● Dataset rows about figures
-=-=-
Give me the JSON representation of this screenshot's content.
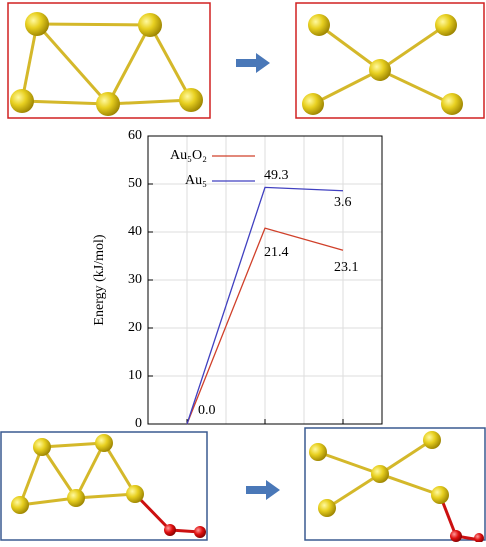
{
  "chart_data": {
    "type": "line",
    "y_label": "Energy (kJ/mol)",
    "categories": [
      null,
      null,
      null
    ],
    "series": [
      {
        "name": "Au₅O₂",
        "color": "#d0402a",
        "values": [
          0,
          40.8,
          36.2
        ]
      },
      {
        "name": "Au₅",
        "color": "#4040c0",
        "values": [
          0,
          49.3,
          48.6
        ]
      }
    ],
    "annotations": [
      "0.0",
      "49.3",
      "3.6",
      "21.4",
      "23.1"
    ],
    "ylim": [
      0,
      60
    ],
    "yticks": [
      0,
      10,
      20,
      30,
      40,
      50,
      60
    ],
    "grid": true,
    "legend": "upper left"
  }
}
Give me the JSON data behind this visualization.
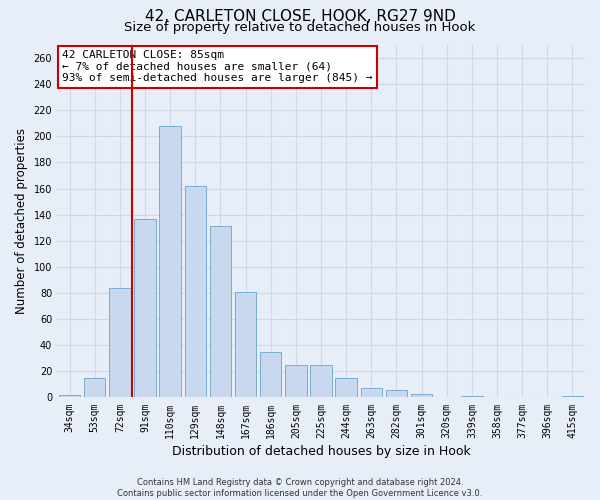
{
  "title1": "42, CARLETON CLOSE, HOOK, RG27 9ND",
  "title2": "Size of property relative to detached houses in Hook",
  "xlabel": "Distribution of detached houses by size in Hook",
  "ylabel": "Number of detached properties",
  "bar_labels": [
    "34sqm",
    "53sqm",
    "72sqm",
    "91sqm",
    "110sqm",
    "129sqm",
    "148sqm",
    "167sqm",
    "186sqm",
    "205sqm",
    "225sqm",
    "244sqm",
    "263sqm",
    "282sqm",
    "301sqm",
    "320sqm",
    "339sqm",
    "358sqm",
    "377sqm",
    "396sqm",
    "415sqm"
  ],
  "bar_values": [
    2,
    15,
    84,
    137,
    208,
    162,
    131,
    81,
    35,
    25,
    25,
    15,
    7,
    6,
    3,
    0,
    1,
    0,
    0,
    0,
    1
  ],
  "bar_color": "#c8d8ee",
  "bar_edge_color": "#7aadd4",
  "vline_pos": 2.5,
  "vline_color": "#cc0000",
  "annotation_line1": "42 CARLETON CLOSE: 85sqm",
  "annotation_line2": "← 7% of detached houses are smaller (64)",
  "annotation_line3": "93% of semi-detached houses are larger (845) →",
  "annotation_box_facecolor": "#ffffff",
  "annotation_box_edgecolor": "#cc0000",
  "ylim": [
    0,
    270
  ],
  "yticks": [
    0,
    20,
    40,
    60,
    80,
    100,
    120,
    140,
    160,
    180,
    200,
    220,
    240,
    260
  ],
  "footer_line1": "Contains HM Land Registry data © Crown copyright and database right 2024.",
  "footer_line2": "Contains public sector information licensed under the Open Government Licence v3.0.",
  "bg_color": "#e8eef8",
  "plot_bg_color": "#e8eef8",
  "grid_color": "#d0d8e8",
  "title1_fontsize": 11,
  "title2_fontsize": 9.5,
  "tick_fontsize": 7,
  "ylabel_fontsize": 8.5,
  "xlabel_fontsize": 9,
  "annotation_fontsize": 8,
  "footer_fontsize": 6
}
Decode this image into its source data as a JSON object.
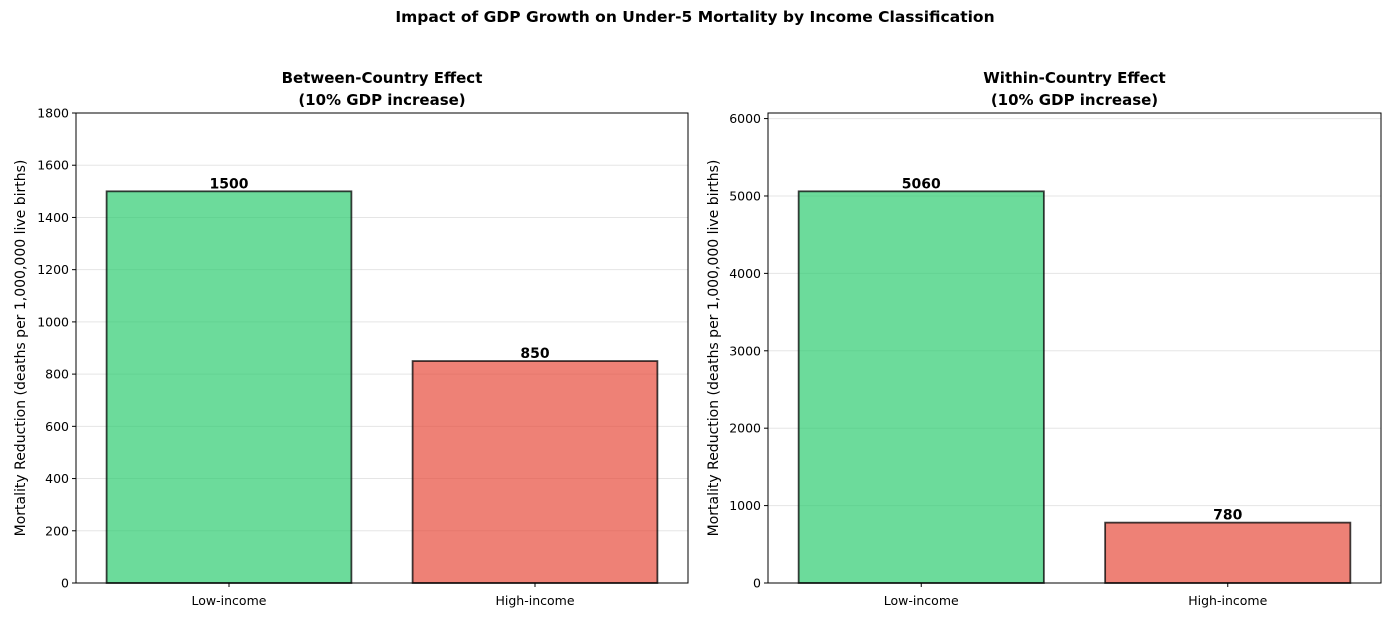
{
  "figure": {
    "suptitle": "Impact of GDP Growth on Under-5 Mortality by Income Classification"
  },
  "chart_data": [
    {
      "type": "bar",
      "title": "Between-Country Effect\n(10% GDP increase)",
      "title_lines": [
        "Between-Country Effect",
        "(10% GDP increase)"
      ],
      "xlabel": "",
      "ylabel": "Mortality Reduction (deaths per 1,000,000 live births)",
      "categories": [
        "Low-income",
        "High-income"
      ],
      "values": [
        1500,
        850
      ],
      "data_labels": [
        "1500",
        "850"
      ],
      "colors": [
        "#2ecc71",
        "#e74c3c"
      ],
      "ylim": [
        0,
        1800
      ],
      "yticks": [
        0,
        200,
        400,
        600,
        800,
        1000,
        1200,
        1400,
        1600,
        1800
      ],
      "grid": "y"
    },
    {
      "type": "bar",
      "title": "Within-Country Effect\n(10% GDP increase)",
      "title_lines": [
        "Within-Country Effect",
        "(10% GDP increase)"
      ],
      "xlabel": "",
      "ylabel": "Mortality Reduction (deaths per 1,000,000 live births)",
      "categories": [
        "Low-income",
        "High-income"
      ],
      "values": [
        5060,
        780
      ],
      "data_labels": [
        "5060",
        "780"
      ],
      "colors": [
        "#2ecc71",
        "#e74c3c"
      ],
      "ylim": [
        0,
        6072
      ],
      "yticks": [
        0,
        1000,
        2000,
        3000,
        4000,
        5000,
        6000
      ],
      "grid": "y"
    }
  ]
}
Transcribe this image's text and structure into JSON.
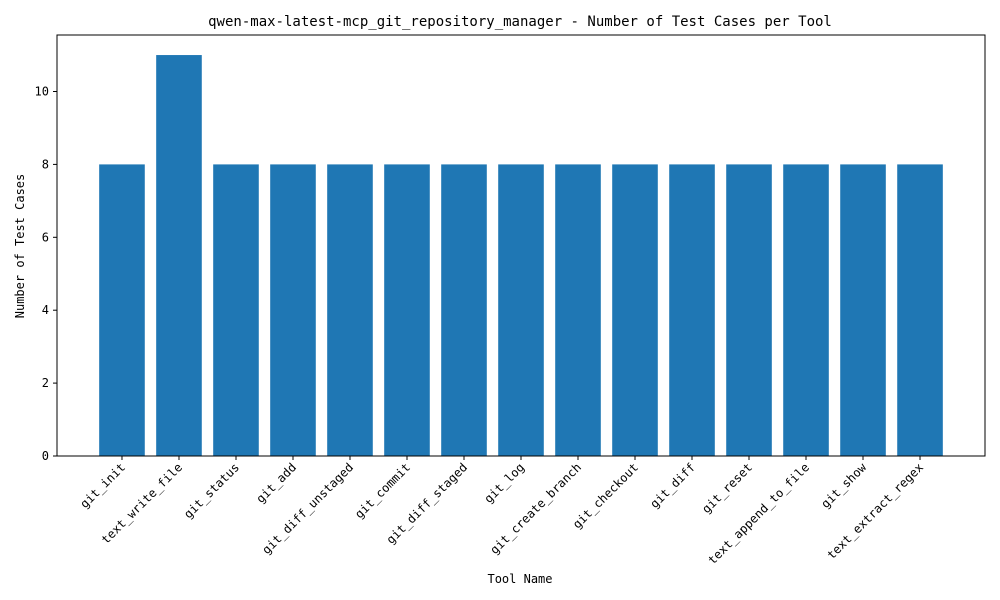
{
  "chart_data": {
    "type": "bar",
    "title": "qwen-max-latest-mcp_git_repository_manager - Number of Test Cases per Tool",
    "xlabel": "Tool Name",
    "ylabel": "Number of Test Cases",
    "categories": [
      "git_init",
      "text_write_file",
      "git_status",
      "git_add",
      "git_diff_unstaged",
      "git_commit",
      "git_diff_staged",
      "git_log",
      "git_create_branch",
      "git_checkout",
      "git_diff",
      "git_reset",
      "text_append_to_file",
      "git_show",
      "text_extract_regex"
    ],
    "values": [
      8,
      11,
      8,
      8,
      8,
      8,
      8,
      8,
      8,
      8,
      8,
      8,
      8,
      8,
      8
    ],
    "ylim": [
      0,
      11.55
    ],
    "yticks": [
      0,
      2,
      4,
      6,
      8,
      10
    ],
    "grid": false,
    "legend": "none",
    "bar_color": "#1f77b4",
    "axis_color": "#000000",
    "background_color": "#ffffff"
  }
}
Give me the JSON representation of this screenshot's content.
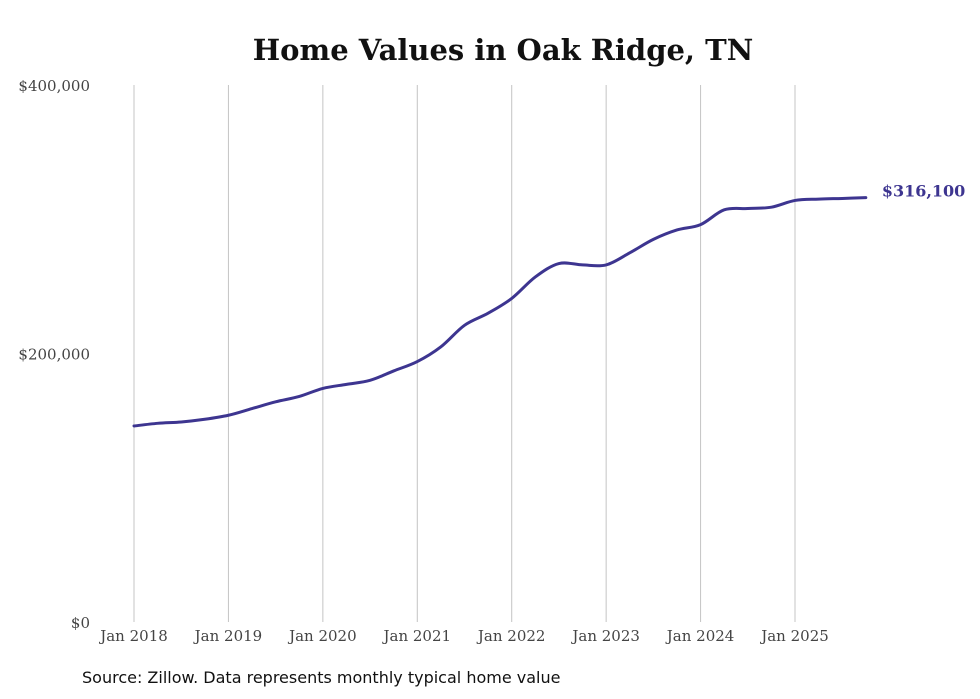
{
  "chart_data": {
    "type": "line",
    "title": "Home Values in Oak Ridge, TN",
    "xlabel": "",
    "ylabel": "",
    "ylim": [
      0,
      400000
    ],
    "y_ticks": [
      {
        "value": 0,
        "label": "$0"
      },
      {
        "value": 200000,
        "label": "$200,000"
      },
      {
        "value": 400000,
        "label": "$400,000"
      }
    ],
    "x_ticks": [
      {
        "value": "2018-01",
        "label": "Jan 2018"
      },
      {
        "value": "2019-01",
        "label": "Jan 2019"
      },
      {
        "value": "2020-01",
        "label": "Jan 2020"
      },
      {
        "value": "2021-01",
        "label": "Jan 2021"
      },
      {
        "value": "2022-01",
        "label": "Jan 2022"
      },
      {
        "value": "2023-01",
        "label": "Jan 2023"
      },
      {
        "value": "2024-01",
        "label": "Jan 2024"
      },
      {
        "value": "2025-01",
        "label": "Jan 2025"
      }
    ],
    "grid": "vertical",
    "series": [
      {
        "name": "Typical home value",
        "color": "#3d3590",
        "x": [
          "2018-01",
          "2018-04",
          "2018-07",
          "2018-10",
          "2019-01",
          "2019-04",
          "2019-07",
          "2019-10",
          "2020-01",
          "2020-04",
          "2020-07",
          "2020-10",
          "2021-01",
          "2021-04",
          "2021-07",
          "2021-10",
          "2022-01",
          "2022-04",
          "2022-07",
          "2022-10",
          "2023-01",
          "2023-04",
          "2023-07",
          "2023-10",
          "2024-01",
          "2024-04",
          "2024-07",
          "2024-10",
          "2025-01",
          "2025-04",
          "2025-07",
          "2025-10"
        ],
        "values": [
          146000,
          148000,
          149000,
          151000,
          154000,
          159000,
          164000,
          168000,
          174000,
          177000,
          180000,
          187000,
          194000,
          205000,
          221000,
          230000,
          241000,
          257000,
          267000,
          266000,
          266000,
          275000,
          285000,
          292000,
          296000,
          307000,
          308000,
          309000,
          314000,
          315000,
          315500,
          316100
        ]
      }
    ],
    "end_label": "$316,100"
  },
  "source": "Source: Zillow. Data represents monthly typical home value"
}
-=-=-
Reproduce every line above as written, skipping pictures.

● Written answer
Give me the JSON representation of this screenshot's content.
{
  "chart_data": {
    "type": "line",
    "y_label": "Energy (kJ/mol)",
    "categories": [
      null,
      null,
      null
    ],
    "series": [
      {
        "name": "Au₅O₂",
        "color": "#d0402a",
        "values": [
          0,
          40.8,
          36.2
        ]
      },
      {
        "name": "Au₅",
        "color": "#4040c0",
        "values": [
          0,
          49.3,
          48.6
        ]
      }
    ],
    "annotations": [
      "0.0",
      "49.3",
      "3.6",
      "21.4",
      "23.1"
    ],
    "ylim": [
      0,
      60
    ],
    "yticks": [
      0,
      10,
      20,
      30,
      40,
      50,
      60
    ],
    "grid": true,
    "legend": "upper left"
  }
}
Give me the JSON data behind this visualization.
{
  "title1": "42, CARLETON CLOSE, HOOK, RG27 9ND",
  "title2": "Size of property relative to detached houses in Hook",
  "xlabel": "Distribution of detached houses by size in Hook",
  "ylabel": "Number of detached properties",
  "bar_labels": [
    "34sqm",
    "53sqm",
    "72sqm",
    "91sqm",
    "110sqm",
    "129sqm",
    "148sqm",
    "167sqm",
    "186sqm",
    "205sqm",
    "225sqm",
    "244sqm",
    "263sqm",
    "282sqm",
    "301sqm",
    "320sqm",
    "339sqm",
    "358sqm",
    "377sqm",
    "396sqm",
    "415sqm"
  ],
  "bar_values": [
    2,
    15,
    84,
    137,
    208,
    162,
    131,
    81,
    35,
    25,
    25,
    15,
    7,
    6,
    3,
    0,
    1,
    0,
    0,
    0,
    1
  ],
  "bar_color": "#c8d8ee",
  "bar_edge_color": "#7aadd4",
  "vline_pos": 2.5,
  "vline_color": "#cc0000",
  "annotation_line1": "42 CARLETON CLOSE: 85sqm",
  "annotation_line2": "← 7% of detached houses are smaller (64)",
  "annotation_line3": "93% of semi-detached houses are larger (845) →",
  "annotation_box_facecolor": "#ffffff",
  "annotation_box_edgecolor": "#cc0000",
  "ylim": [
    0,
    270
  ],
  "yticks": [
    0,
    20,
    40,
    60,
    80,
    100,
    120,
    140,
    160,
    180,
    200,
    220,
    240,
    260
  ],
  "footer_line1": "Contains HM Land Registry data © Crown copyright and database right 2024.",
  "footer_line2": "Contains public sector information licensed under the Open Government Licence v3.0.",
  "bg_color": "#e8eef8",
  "plot_bg_color": "#e8eef8",
  "grid_color": "#d0d8e8",
  "title1_fontsize": 11,
  "title2_fontsize": 9.5,
  "tick_fontsize": 7,
  "ylabel_fontsize": 8.5,
  "xlabel_fontsize": 9,
  "annotation_fontsize": 8,
  "footer_fontsize": 6
}
Decode this image into its source data as a JSON object.
{
  "figure": {
    "suptitle": "Impact of GDP Growth on Under-5 Mortality by Income Classification"
  },
  "chart_data": [
    {
      "type": "bar",
      "title": "Between-Country Effect\n(10% GDP increase)",
      "title_lines": [
        "Between-Country Effect",
        "(10% GDP increase)"
      ],
      "xlabel": "",
      "ylabel": "Mortality Reduction (deaths per 1,000,000 live births)",
      "categories": [
        "Low-income",
        "High-income"
      ],
      "values": [
        1500,
        850
      ],
      "data_labels": [
        "1500",
        "850"
      ],
      "colors": [
        "#2ecc71",
        "#e74c3c"
      ],
      "ylim": [
        0,
        1800
      ],
      "yticks": [
        0,
        200,
        400,
        600,
        800,
        1000,
        1200,
        1400,
        1600,
        1800
      ],
      "grid": "y"
    },
    {
      "type": "bar",
      "title": "Within-Country Effect\n(10% GDP increase)",
      "title_lines": [
        "Within-Country Effect",
        "(10% GDP increase)"
      ],
      "xlabel": "",
      "ylabel": "Mortality Reduction (deaths per 1,000,000 live births)",
      "categories": [
        "Low-income",
        "High-income"
      ],
      "values": [
        5060,
        780
      ],
      "data_labels": [
        "5060",
        "780"
      ],
      "colors": [
        "#2ecc71",
        "#e74c3c"
      ],
      "ylim": [
        0,
        6072
      ],
      "yticks": [
        0,
        1000,
        2000,
        3000,
        4000,
        5000,
        6000
      ],
      "grid": "y"
    }
  ]
}
Transcribe this image's text and structure into JSON.
{
  "chart_data": {
    "type": "bar",
    "title": "qwen-max-latest-mcp_git_repository_manager - Number of Test Cases per Tool",
    "xlabel": "Tool Name",
    "ylabel": "Number of Test Cases",
    "categories": [
      "git_init",
      "text_write_file",
      "git_status",
      "git_add",
      "git_diff_unstaged",
      "git_commit",
      "git_diff_staged",
      "git_log",
      "git_create_branch",
      "git_checkout",
      "git_diff",
      "git_reset",
      "text_append_to_file",
      "git_show",
      "text_extract_regex"
    ],
    "values": [
      8,
      11,
      8,
      8,
      8,
      8,
      8,
      8,
      8,
      8,
      8,
      8,
      8,
      8,
      8
    ],
    "ylim": [
      0,
      11.55
    ],
    "yticks": [
      0,
      2,
      4,
      6,
      8,
      10
    ],
    "grid": false,
    "legend": "none",
    "bar_color": "#1f77b4",
    "axis_color": "#000000",
    "background_color": "#ffffff"
  }
}
Give me the JSON representation of this screenshot's content.
{
  "chart_data": {
    "type": "line",
    "title": "Home Values in Oak Ridge, TN",
    "xlabel": "",
    "ylabel": "",
    "ylim": [
      0,
      400000
    ],
    "y_ticks": [
      {
        "value": 0,
        "label": "$0"
      },
      {
        "value": 200000,
        "label": "$200,000"
      },
      {
        "value": 400000,
        "label": "$400,000"
      }
    ],
    "x_ticks": [
      {
        "value": "2018-01",
        "label": "Jan 2018"
      },
      {
        "value": "2019-01",
        "label": "Jan 2019"
      },
      {
        "value": "2020-01",
        "label": "Jan 2020"
      },
      {
        "value": "2021-01",
        "label": "Jan 2021"
      },
      {
        "value": "2022-01",
        "label": "Jan 2022"
      },
      {
        "value": "2023-01",
        "label": "Jan 2023"
      },
      {
        "value": "2024-01",
        "label": "Jan 2024"
      },
      {
        "value": "2025-01",
        "label": "Jan 2025"
      }
    ],
    "grid": "vertical",
    "series": [
      {
        "name": "Typical home value",
        "color": "#3d3590",
        "x": [
          "2018-01",
          "2018-04",
          "2018-07",
          "2018-10",
          "2019-01",
          "2019-04",
          "2019-07",
          "2019-10",
          "2020-01",
          "2020-04",
          "2020-07",
          "2020-10",
          "2021-01",
          "2021-04",
          "2021-07",
          "2021-10",
          "2022-01",
          "2022-04",
          "2022-07",
          "2022-10",
          "2023-01",
          "2023-04",
          "2023-07",
          "2023-10",
          "2024-01",
          "2024-04",
          "2024-07",
          "2024-10",
          "2025-01",
          "2025-04",
          "2025-07",
          "2025-10"
        ],
        "values": [
          146000,
          148000,
          149000,
          151000,
          154000,
          159000,
          164000,
          168000,
          174000,
          177000,
          180000,
          187000,
          194000,
          205000,
          221000,
          230000,
          241000,
          257000,
          267000,
          266000,
          266000,
          275000,
          285000,
          292000,
          296000,
          307000,
          308000,
          309000,
          314000,
          315000,
          315500,
          316100
        ]
      }
    ],
    "end_label": "$316,100"
  },
  "source": "Source: Zillow. Data represents monthly typical home value"
}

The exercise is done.